'''

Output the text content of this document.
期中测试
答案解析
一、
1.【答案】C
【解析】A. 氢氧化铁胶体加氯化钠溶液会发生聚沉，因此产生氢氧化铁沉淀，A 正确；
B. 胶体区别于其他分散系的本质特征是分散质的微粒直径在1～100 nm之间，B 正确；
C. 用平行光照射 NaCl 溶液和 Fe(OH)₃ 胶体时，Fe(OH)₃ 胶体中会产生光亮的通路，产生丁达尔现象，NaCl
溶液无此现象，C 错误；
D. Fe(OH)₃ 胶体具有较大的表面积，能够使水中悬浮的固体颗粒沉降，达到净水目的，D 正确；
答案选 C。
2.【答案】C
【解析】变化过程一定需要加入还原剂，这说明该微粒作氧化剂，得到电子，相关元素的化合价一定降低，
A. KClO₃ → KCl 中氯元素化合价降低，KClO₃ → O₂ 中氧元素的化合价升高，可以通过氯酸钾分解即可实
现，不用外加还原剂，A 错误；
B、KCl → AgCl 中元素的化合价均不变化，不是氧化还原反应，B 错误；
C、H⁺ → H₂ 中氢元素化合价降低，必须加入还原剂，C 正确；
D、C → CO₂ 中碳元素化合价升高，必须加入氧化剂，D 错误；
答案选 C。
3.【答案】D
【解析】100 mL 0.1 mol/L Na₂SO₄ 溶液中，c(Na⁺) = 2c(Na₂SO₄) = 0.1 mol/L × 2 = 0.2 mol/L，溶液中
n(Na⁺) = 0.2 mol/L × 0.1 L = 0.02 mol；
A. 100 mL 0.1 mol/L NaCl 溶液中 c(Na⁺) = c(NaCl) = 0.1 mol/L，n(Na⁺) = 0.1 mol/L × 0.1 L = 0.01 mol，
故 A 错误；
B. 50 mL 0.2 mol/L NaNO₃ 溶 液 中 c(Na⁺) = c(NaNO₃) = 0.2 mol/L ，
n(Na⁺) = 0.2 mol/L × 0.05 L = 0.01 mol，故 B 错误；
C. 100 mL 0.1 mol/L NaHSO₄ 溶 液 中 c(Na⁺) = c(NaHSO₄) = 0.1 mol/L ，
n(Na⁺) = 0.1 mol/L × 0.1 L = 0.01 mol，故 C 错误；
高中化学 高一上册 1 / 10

'''
'''

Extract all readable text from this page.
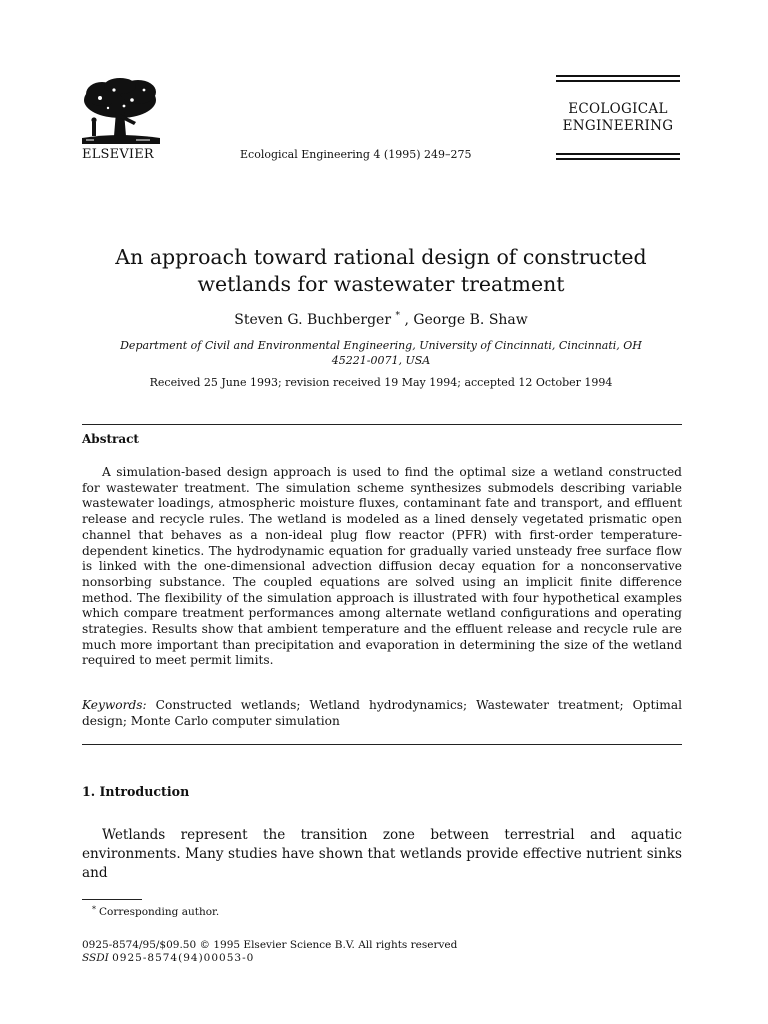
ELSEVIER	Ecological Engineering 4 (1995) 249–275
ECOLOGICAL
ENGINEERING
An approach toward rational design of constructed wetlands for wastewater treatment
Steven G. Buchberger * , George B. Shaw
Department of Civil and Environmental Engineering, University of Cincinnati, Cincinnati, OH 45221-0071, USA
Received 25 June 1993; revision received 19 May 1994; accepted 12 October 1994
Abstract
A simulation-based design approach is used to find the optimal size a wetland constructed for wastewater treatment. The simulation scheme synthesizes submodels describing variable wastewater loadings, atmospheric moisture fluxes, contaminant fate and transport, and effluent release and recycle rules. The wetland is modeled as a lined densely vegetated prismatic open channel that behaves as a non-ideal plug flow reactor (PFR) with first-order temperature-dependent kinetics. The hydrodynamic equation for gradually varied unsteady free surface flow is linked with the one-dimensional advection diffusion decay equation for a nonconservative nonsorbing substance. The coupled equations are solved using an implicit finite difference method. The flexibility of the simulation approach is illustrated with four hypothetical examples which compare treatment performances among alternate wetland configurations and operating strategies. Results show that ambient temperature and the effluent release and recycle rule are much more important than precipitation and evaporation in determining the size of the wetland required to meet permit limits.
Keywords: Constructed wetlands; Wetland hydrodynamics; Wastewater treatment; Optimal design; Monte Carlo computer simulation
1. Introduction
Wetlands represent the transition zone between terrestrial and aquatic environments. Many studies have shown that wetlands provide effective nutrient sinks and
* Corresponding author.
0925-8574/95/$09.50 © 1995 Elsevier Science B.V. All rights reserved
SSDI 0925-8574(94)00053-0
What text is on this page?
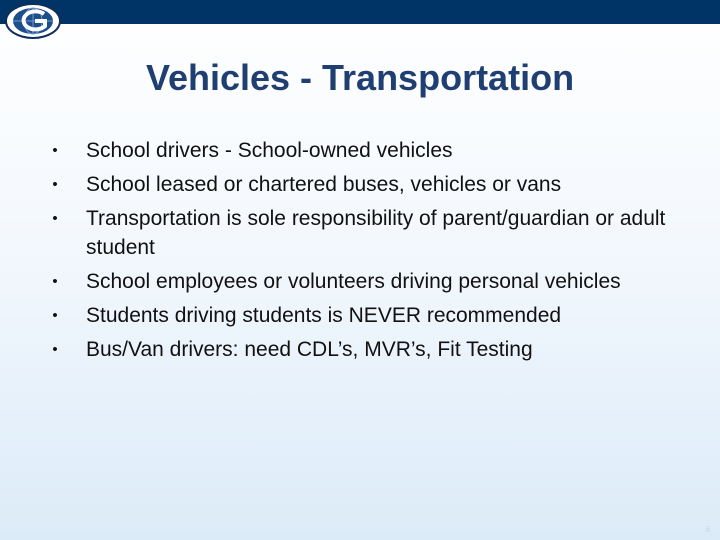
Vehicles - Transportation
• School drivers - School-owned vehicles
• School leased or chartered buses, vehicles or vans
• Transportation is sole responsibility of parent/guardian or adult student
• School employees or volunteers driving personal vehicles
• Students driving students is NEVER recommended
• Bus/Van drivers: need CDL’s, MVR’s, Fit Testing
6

'''
'''

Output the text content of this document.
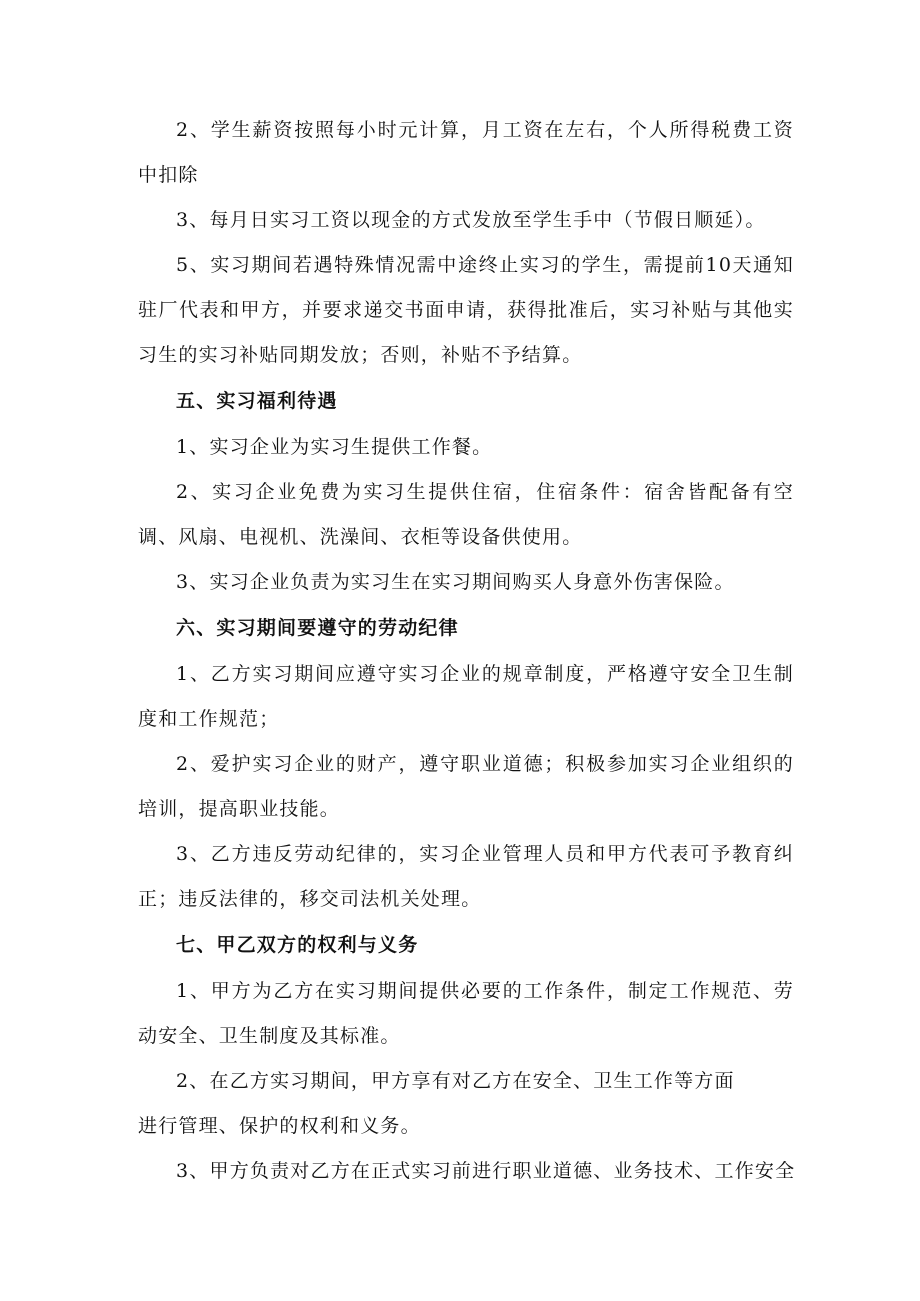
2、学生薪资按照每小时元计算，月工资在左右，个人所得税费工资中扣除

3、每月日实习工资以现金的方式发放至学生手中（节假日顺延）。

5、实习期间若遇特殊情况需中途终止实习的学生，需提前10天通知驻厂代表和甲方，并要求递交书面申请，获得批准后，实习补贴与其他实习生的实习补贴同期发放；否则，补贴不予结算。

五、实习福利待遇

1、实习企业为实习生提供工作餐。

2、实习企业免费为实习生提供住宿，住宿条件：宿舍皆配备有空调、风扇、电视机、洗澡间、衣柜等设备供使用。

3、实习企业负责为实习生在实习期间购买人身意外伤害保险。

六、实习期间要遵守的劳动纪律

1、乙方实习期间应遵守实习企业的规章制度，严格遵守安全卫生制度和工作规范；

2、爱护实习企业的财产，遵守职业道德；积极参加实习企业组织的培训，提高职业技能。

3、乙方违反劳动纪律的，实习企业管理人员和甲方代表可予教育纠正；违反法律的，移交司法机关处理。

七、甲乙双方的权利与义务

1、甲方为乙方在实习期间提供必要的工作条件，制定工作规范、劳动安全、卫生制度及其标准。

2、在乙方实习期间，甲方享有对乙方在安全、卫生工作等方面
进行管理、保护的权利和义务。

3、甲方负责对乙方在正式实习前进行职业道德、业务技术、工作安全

'''

WHAT YOU SHOULD DO: Find each line with the string "this" and copy it out.

EXPECTED ANSWER:
Output the text content of this document.
Extract all readable text from this page.
What text is on this page?
Output the text content of this document.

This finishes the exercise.